» **TASK TO CARRY OUT**: An exact copy of every record is needed.

======== RECORD EXTRACTS

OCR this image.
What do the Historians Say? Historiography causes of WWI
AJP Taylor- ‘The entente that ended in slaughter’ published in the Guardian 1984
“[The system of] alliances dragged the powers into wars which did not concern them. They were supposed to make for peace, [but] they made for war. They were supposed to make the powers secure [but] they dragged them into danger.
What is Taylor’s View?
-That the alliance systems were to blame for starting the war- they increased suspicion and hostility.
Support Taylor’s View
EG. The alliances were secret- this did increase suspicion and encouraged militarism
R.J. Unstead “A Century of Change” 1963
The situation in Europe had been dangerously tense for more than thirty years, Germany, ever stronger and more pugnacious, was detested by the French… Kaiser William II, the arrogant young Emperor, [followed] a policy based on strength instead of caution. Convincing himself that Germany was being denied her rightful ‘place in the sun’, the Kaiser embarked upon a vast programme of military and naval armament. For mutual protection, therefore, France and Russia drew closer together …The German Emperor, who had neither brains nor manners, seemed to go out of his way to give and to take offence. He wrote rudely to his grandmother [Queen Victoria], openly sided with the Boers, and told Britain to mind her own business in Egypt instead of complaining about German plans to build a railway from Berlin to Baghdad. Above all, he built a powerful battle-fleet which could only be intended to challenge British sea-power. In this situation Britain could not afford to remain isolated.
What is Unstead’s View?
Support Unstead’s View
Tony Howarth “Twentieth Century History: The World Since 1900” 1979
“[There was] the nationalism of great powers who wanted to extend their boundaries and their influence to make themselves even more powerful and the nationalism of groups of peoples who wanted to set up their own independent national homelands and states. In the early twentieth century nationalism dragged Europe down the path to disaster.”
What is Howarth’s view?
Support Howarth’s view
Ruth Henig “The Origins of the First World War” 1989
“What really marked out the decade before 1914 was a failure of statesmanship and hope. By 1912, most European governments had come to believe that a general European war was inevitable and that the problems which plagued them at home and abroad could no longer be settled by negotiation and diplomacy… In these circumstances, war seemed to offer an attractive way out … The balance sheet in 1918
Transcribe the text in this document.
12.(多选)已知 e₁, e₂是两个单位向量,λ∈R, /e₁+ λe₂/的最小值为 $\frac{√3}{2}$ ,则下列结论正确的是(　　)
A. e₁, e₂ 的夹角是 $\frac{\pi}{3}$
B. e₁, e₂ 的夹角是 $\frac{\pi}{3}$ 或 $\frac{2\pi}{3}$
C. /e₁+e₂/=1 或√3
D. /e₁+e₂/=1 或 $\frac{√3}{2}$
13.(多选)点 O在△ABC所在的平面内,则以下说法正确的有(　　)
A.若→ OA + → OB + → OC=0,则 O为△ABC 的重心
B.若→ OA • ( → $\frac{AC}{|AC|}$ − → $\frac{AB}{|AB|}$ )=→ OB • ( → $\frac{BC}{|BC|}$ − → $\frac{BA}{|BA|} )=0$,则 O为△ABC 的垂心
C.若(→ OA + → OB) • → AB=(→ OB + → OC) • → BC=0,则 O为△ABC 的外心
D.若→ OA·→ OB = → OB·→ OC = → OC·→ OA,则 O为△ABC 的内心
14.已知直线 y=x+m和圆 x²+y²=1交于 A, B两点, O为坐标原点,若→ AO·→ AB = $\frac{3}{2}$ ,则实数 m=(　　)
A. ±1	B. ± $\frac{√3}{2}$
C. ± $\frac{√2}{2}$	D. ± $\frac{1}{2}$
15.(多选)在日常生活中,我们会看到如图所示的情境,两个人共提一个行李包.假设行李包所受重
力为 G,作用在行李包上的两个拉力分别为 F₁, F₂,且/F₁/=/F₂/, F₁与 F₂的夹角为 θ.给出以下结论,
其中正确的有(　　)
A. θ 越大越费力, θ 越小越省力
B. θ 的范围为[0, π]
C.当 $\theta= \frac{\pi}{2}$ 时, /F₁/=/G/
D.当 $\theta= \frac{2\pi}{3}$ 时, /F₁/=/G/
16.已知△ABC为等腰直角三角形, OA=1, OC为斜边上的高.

================

» **ANSWER TO THIS PROBLEM**:
OCR this image.
What do the Historians Say? Historiography causes of WWI
AJP Taylor- ‘The entente that ended in slaughter’ published in the Guardian 1984
“[The system of] alliances dragged the powers into wars which did not concern them. They were supposed to make for peace, [but] they made for war. They were supposed to make the powers secure [but] they dragged them into danger.
What is Taylor’s View?
-That the alliance systems were to blame for starting the war- they increased suspicion and hostility.
Support Taylor’s View
EG. The alliances were secret- this did increase suspicion and encouraged militarism
R.J. Unstead “A Century of Change” 1963
The situation in Europe had been dangerously tense for more than thirty years, Germany, ever stronger and more pugnacious, was detested by the French… Kaiser William II, the arrogant young Emperor, [followed] a policy based on strength instead of caution. Convincing himself that Germany was being denied her rightful ‘place in the sun’, the Kaiser embarked upon a vast programme of military and naval armament. For mutual protection, therefore, France and Russia drew closer together …The German Emperor, who had neither brains nor manners, seemed to go out of his way to give and to take offence. He wrote rudely to his grandmother [Queen Victoria], openly sided with the Boers, and told Britain to mind her own business in Egypt instead of complaining about German plans to build a railway from Berlin to Baghdad. Above all, he built a powerful battle-fleet which could only be intended to challenge British sea-power. In this situation Britain could not afford to remain isolated.
What is Unstead’s View?
Support Unstead’s View
Tony Howarth “Twentieth Century History: The World Since 1900” 1979
“[There was] the nationalism of great powers who wanted to extend their boundaries and their influence to make themselves even more powerful and the nationalism of groups of peoples who wanted to set up their own independent national homelands and states. In the early twentieth century nationalism dragged Europe down the path to disaster.”
What is Howarth’s view?
Support Howarth’s view
Ruth Henig “The Origins of the First World War” 1989
“What really marked out the decade before 1914 was a failure of statesmanship and hope. By 1912, most European governments had come to believe that a general European war was inevitable and that the problems which plagued them at home and abroad could no longer be settled by negotiation and diplomacy… In these circumstances, war seemed to offer an attractive way out … The balance sheet in 1918
Transcribe the text in this document.
12.(多选)已知 e₁, e₂是两个单位向量,λ∈R, /e₁+ λe₂/的最小值为 $\frac{√3}{2}$ ,则下列结论正确的是(　　)
A. e₁, e₂ 的夹角是 $\frac{\pi}{3}$
B. e₁, e₂ 的夹角是 $\frac{\pi}{3}$ 或 $\frac{2\pi}{3}$
C. /e₁+e₂/=1 或√3
D. /e₁+e₂/=1 或 $\frac{√3}{2}$
13.(多选)点 O在△ABC所在的平面内,则以下说法正确的有(　　)
A.若→ OA + → OB + → OC=0,则 O为△ABC 的重心
B.若→ OA • ( → $\frac{AC}{|AC|}$ − → $\frac{AB}{|AB|}$ )=→ OB • ( → $\frac{BC}{|BC|}$ − → $\frac{BA}{|BA|} )=0$,则 O为△ABC 的垂心
C.若(→ OA + → OB) • → AB=(→ OB + → OC) • → BC=0,则 O为△ABC 的外心
D.若→ OA·→ OB = → OB·→ OC = → OC·→ OA,则 O为△ABC 的内心
14.已知直线 y=x+m和圆 x²+y²=1交于 A, B两点, O为坐标原点,若→ AO·→ AB = $\frac{3}{2}$ ,则实数 m=(　　)
A. ±1	B. ± $\frac{√3}{2}$
C. ± $\frac{√2}{2}$	D. ± $\frac{1}{2}$
15.(多选)在日常生活中,我们会看到如图所示的情境,两个人共提一个行李包.假设行李包所受重
力为 G,作用在行李包上的两个拉力分别为 F₁, F₂,且/F₁/=/F₂/, F₁与 F₂的夹角为 θ.给出以下结论,
其中正确的有(　　)
A. θ 越大越费力, θ 越小越省力
B. θ 的范围为[0, π]
C.当 $\theta= \frac{\pi}{2}$ 时, /F₁/=/G/
D.当 $\theta= \frac{2\pi}{3}$ 时, /F₁/=/G/
16.已知△ABC为等腰直角三角形, OA=1, OC为斜边上的高.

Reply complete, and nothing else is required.